» **SUPPLIED RECORDS**:
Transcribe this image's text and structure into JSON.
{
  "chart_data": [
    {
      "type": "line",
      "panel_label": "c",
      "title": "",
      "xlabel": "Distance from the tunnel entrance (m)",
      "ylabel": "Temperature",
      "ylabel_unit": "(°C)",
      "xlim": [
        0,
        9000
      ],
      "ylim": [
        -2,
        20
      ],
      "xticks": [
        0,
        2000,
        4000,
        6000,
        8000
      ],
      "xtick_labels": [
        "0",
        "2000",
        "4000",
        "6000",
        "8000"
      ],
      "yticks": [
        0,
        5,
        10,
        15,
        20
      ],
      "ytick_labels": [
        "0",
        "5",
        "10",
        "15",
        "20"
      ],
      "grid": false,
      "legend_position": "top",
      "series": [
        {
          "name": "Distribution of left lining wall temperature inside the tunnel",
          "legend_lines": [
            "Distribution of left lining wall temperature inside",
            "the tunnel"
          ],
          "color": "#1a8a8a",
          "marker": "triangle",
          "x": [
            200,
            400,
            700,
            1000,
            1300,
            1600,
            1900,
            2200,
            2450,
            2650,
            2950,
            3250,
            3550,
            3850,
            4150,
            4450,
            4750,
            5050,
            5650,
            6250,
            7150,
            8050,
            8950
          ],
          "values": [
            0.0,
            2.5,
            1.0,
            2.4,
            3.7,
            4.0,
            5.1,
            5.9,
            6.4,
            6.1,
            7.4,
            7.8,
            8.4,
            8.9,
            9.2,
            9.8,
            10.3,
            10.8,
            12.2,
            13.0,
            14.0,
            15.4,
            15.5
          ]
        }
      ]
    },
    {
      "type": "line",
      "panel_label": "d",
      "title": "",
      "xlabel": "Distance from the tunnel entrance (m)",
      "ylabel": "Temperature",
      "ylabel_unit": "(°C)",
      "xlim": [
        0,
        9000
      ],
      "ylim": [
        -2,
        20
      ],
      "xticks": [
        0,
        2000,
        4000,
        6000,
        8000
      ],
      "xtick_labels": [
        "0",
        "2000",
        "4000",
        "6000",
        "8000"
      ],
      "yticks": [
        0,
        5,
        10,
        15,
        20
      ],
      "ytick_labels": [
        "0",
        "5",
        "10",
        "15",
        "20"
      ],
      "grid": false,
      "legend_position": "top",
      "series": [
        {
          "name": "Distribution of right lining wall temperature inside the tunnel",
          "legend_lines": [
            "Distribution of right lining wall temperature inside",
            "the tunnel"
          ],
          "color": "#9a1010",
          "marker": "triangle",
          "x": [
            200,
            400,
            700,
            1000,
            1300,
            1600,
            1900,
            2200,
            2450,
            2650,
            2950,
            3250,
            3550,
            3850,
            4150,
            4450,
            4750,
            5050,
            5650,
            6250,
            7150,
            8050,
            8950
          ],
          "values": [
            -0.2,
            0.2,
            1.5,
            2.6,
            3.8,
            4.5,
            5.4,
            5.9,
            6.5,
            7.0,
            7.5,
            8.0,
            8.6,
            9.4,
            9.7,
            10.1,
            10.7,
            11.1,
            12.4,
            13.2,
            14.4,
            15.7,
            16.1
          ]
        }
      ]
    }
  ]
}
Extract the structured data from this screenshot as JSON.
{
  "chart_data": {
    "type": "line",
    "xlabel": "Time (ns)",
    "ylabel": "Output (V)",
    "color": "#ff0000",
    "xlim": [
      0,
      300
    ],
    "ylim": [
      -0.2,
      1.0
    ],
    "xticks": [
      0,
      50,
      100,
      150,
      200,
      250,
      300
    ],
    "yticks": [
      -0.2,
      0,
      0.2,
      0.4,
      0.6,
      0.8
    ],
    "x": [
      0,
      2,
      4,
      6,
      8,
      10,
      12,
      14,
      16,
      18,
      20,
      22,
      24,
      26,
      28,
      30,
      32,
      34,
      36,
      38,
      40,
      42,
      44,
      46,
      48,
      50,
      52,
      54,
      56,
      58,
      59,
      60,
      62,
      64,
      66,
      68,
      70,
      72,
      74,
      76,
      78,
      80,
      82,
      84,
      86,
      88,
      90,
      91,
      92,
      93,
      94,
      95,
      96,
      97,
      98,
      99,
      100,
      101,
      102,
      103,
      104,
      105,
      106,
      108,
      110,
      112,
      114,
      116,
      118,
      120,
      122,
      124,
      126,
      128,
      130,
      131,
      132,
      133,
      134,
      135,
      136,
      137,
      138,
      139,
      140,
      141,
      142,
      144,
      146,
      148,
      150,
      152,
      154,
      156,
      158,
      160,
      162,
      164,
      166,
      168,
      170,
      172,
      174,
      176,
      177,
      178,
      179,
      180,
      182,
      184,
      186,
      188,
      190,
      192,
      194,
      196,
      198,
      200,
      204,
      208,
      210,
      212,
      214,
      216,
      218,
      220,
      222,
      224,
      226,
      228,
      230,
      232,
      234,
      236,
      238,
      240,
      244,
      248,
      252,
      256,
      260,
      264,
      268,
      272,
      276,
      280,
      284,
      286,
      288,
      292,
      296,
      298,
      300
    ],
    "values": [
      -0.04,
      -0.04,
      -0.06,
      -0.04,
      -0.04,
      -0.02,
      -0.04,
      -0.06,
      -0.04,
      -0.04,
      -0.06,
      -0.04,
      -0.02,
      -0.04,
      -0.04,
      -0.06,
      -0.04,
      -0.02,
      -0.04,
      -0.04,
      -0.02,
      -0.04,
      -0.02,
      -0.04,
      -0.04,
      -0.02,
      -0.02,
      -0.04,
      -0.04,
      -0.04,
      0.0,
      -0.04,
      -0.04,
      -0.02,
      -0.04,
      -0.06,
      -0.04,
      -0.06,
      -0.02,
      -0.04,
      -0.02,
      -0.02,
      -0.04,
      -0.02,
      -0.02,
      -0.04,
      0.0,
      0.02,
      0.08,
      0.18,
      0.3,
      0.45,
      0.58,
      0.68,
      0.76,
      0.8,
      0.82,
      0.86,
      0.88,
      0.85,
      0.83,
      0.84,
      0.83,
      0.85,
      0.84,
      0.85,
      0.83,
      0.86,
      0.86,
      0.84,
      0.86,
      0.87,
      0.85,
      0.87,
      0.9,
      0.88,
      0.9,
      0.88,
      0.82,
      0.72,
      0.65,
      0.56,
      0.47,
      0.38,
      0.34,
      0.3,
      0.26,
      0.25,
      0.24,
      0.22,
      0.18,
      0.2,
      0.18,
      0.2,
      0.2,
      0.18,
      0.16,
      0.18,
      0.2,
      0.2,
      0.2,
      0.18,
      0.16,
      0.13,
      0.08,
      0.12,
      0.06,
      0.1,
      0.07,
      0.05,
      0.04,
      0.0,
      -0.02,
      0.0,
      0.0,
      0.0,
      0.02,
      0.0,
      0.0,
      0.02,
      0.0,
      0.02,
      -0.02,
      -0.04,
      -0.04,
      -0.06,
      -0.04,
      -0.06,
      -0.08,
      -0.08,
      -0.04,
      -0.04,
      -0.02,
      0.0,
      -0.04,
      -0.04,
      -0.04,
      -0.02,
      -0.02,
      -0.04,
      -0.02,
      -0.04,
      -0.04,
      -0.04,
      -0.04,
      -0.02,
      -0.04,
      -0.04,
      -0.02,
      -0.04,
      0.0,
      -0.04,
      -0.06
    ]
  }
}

» **WHAT IS ASKED**: In the listing above, find each line with the word "left" and copy it.

» **EXPECTED OUTPUT**:
          "name": "Distribution of left lining wall temperature inside the tunnel",
            "Distribution of left lining wall temperature inside",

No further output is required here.